Pictures in the records should not be copied, but every other part must be repeated exactly.

== Provided records ==
⟨

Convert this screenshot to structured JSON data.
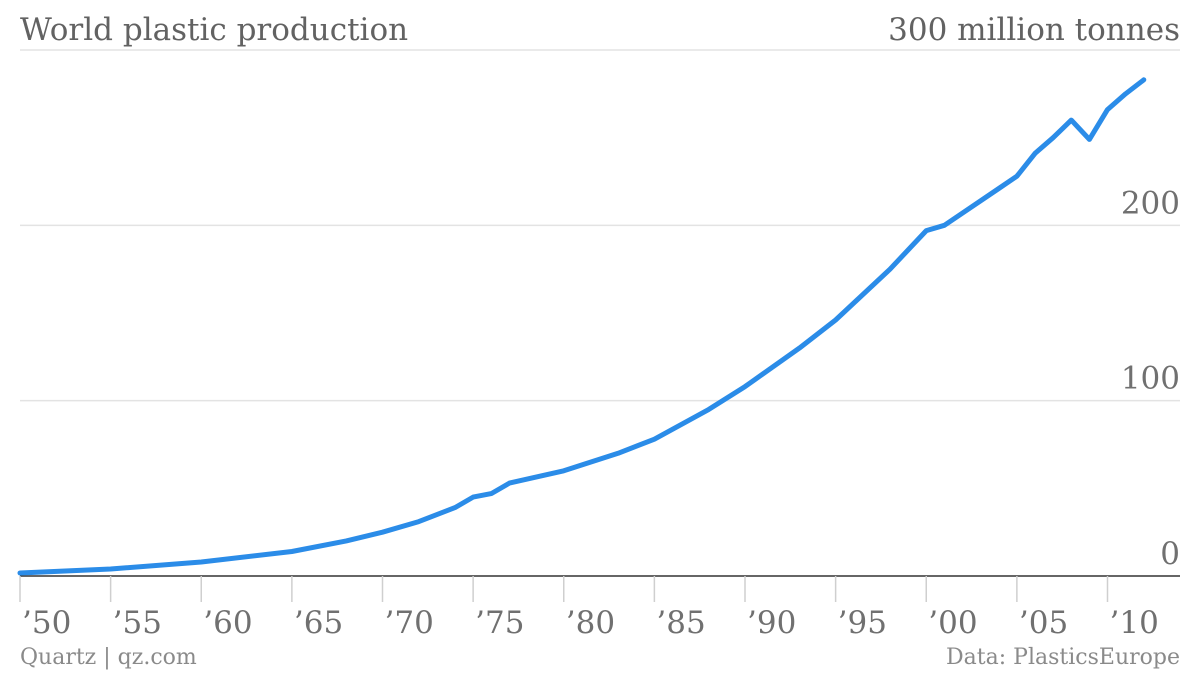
{
  "title": "World plastic production",
  "unit_label": "300 million tonnes",
  "source_left": "Quartz | qz.com",
  "source_right": "Data: PlasticsEurope",
  "colors": {
    "line": "#2b8ce8",
    "grid": "#e3e3e3",
    "axis": "#333333"
  },
  "chart_data": {
    "type": "line",
    "title": "World plastic production",
    "ylabel": "300 million tonnes",
    "xlim": [
      1950,
      2014
    ],
    "ylim": [
      0,
      300
    ],
    "y_ticks": [
      0,
      100,
      200
    ],
    "y_tick_labels": [
      "0",
      "100",
      "200"
    ],
    "y_top_label": "300 million tonnes",
    "x_ticks": [
      1950,
      1955,
      1960,
      1965,
      1970,
      1975,
      1980,
      1985,
      1990,
      1995,
      2000,
      2005,
      2010
    ],
    "x_tick_labels": [
      "’50",
      "’55",
      "’60",
      "’65",
      "’70",
      "’75",
      "’80",
      "’85",
      "’90",
      "’95",
      "’00",
      "’05",
      "’10"
    ],
    "grid": true,
    "series": [
      {
        "values": [
          [
            1950,
            1.7
          ],
          [
            1955,
            4
          ],
          [
            1960,
            8
          ],
          [
            1965,
            14
          ],
          [
            1968,
            20
          ],
          [
            1970,
            25
          ],
          [
            1972,
            31
          ],
          [
            1974,
            39
          ],
          [
            1975,
            45
          ],
          [
            1976,
            47
          ],
          [
            1977,
            53
          ],
          [
            1980,
            60
          ],
          [
            1983,
            70
          ],
          [
            1985,
            78
          ],
          [
            1988,
            95
          ],
          [
            1990,
            108
          ],
          [
            1993,
            130
          ],
          [
            1995,
            146
          ],
          [
            1998,
            175
          ],
          [
            2000,
            197
          ],
          [
            2001,
            200
          ],
          [
            2002,
            207
          ],
          [
            2004,
            221
          ],
          [
            2005,
            228
          ],
          [
            2006,
            241
          ],
          [
            2007,
            250
          ],
          [
            2008,
            260
          ],
          [
            2009,
            249
          ],
          [
            2010,
            266
          ],
          [
            2011,
            275
          ],
          [
            2012,
            283
          ]
        ]
      }
    ]
  }
}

⟩

== Response below ==
Convert this screenshot to structured JSON data.
{
  "title": "World plastic production",
  "unit_label": "300 million tonnes",
  "source_left": "Quartz | qz.com",
  "source_right": "Data: PlasticsEurope",
  "colors": {
    "line": "#2b8ce8",
    "grid": "#e3e3e3",
    "axis": "#333333"
  },
  "chart_data": {
    "type": "line",
    "title": "World plastic production",
    "ylabel": "300 million tonnes",
    "xlim": [
      1950,
      2014
    ],
    "ylim": [
      0,
      300
    ],
    "y_ticks": [
      0,
      100,
      200
    ],
    "y_tick_labels": [
      "0",
      "100",
      "200"
    ],
    "y_top_label": "300 million tonnes",
    "x_ticks": [
      1950,
      1955,
      1960,
      1965,
      1970,
      1975,
      1980,
      1985,
      1990,
      1995,
      2000,
      2005,
      2010
    ],
    "x_tick_labels": [
      "’50",
      "’55",
      "’60",
      "’65",
      "’70",
      "’75",
      "’80",
      "’85",
      "’90",
      "’95",
      "’00",
      "’05",
      "’10"
    ],
    "grid": true,
    "series": [
      {
        "values": [
          [
            1950,
            1.7
          ],
          [
            1955,
            4
          ],
          [
            1960,
            8
          ],
          [
            1965,
            14
          ],
          [
            1968,
            20
          ],
          [
            1970,
            25
          ],
          [
            1972,
            31
          ],
          [
            1974,
            39
          ],
          [
            1975,
            45
          ],
          [
            1976,
            47
          ],
          [
            1977,
            53
          ],
          [
            1980,
            60
          ],
          [
            1983,
            70
          ],
          [
            1985,
            78
          ],
          [
            1988,
            95
          ],
          [
            1990,
            108
          ],
          [
            1993,
            130
          ],
          [
            1995,
            146
          ],
          [
            1998,
            175
          ],
          [
            2000,
            197
          ],
          [
            2001,
            200
          ],
          [
            2002,
            207
          ],
          [
            2004,
            221
          ],
          [
            2005,
            228
          ],
          [
            2006,
            241
          ],
          [
            2007,
            250
          ],
          [
            2008,
            260
          ],
          [
            2009,
            249
          ],
          [
            2010,
            266
          ],
          [
            2011,
            275
          ],
          [
            2012,
            283
          ]
        ]
      }
    ]
  }
}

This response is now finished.